**SHORT EXERCISE**
Here are some entries; quote each one exactly.

Records from a data collection
— START —
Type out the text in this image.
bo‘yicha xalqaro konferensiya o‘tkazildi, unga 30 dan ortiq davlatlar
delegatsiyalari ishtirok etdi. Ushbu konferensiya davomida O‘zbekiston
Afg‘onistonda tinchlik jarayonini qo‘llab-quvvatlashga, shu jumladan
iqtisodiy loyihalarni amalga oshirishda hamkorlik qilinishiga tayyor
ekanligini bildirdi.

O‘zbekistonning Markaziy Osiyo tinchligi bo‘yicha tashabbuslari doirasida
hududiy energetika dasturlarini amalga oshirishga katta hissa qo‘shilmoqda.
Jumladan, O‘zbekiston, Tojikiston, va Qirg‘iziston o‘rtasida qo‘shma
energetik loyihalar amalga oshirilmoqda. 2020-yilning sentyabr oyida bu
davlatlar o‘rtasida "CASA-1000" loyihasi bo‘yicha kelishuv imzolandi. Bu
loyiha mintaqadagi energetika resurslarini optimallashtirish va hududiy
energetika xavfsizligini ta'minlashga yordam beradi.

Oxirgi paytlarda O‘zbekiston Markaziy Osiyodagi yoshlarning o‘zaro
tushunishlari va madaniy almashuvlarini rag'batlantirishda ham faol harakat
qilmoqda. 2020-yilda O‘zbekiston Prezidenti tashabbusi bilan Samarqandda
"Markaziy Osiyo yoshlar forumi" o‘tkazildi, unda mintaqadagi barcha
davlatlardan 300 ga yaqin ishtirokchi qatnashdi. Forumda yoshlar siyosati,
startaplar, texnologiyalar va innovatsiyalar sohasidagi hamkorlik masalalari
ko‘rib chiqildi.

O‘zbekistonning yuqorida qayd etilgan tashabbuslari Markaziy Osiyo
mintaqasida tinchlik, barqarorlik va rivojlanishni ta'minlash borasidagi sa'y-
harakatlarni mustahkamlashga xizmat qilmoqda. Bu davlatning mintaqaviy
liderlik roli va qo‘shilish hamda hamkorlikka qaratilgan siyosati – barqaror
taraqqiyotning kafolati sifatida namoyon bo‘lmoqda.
— END —
**SOLUTION TO THIS EXERCISE**
Type out the text in this image.
bo‘yicha xalqaro konferensiya o‘tkazildi, unga 30 dan ortiq davlatlar
delegatsiyalari ishtirok etdi. Ushbu konferensiya davomida O‘zbekiston
Afg‘onistonda tinchlik jarayonini qo‘llab-quvvatlashga, shu jumladan
iqtisodiy loyihalarni amalga oshirishda hamkorlik qilinishiga tayyor
ekanligini bildirdi.

O‘zbekistonning Markaziy Osiyo tinchligi bo‘yicha tashabbuslari doirasida
hududiy energetika dasturlarini amalga oshirishga katta hissa qo‘shilmoqda.
Jumladan, O‘zbekiston, Tojikiston, va Qirg‘iziston o‘rtasida qo‘shma
energetik loyihalar amalga oshirilmoqda. 2020-yilning sentyabr oyida bu
davlatlar o‘rtasida "CASA-1000" loyihasi bo‘yicha kelishuv imzolandi. Bu
loyiha mintaqadagi energetika resurslarini optimallashtirish va hududiy
energetika xavfsizligini ta'minlashga yordam beradi.

Oxirgi paytlarda O‘zbekiston Markaziy Osiyodagi yoshlarning o‘zaro
tushunishlari va madaniy almashuvlarini rag'batlantirishda ham faol harakat
qilmoqda. 2020-yilda O‘zbekiston Prezidenti tashabbusi bilan Samarqandda
"Markaziy Osiyo yoshlar forumi" o‘tkazildi, unda mintaqadagi barcha
davlatlardan 300 ga yaqin ishtirokchi qatnashdi. Forumda yoshlar siyosati,
startaplar, texnologiyalar va innovatsiyalar sohasidagi hamkorlik masalalari
ko‘rib chiqildi.

O‘zbekistonning yuqorida qayd etilgan tashabbuslari Markaziy Osiyo
mintaqasida tinchlik, barqarorlik va rivojlanishni ta'minlash borasidagi sa'y-
harakatlarni mustahkamlashga xizmat qilmoqda. Bu davlatning mintaqaviy
liderlik roli va qo‘shilish hamda hamkorlikka qaratilgan siyosati – barqaror
taraqqiyotning kafolati sifatida namoyon bo‘lmoqda.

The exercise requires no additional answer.